→ **Extrait de page**:
^^^^^^^^^^^^^^^^

Je suggère de voir l’obligation pour l’employeur d’organiser les transports pour les salariés, car écologiquement, il n’est pas normal de devoir se déplacer en voiture. Qu’en est-il de la mutualisation des transports ? Encourager leco-voiturage ou la création de service de bus inter-entreprises est un passage à l’acte à encourager auprès des entreprises locales. Le transport en bus de nuit est assuré pour les saisonniers de Disney pendant l’été. Cette opération est facilitée, grâce aux emplacements géographiques du personnel hébergé en résidence étudiante ou en foyer jeunes travailleurs. Ce n’est pas le cas de l’ensemble des employés. En organisant ce modèle avec plusieurs entreprises locales (TPE, PME et grands groupes), il pourrait y avoir mutualisation des coûts et des moyens de transport. Les salariés d’Euro Disney par exemple habitent à Château-Thierry (65km) ou Meaux (15km). Mais ces communes, même si elles proposent des logements sociaux et des lignes de bus (de jour) n’ont pas l’argent à investir dans des infrastructures de garde d’enfants ou de transport en commun nocturnes : elles ne reçoivent aucun euro direct de l’activité touristique.

^^^^^^^^^^^^^^^^

→ **Données fournies**:

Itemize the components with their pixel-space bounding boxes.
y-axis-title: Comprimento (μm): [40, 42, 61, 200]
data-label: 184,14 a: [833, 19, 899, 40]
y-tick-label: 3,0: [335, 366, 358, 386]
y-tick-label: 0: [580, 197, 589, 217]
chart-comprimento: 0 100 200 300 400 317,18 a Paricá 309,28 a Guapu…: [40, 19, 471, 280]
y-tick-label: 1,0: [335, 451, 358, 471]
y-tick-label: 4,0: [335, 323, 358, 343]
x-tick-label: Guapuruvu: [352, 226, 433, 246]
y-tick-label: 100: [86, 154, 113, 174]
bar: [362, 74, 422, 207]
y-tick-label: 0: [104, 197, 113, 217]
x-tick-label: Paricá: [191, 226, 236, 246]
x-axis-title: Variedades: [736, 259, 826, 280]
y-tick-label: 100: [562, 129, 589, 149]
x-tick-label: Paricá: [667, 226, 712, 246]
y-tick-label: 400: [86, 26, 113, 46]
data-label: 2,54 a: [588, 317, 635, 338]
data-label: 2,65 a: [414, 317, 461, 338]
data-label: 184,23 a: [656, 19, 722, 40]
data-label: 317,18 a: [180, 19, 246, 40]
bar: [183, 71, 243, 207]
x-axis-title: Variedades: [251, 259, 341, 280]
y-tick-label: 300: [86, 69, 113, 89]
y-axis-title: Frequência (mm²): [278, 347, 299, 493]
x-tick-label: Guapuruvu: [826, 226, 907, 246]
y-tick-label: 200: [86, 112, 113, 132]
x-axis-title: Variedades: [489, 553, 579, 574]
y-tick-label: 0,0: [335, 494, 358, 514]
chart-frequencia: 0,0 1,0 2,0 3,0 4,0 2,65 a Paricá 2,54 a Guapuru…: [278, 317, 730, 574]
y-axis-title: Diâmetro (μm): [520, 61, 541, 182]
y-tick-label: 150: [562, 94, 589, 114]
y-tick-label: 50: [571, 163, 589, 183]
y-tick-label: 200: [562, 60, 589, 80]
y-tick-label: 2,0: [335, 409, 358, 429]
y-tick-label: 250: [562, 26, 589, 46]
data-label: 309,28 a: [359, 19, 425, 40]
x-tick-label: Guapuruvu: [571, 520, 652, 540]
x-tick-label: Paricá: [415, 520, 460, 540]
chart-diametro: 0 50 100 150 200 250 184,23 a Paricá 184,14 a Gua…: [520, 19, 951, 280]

^^^^^^^^^^^^^^^^

→ **Tâches**:
1. Traduisez en anglais la phrase suivante de l’extrait : « Le transport en bus de nuit est assuré pour les saisonniers de Disney pendant l’été. »
2. D’après l’extrait, quelle distance est indiquée pour Château-Thierry ?

→ **Réponses correctes**:
1. Night bus transport is provided for Disney's seasonal workers during the summer.

2. 65 km.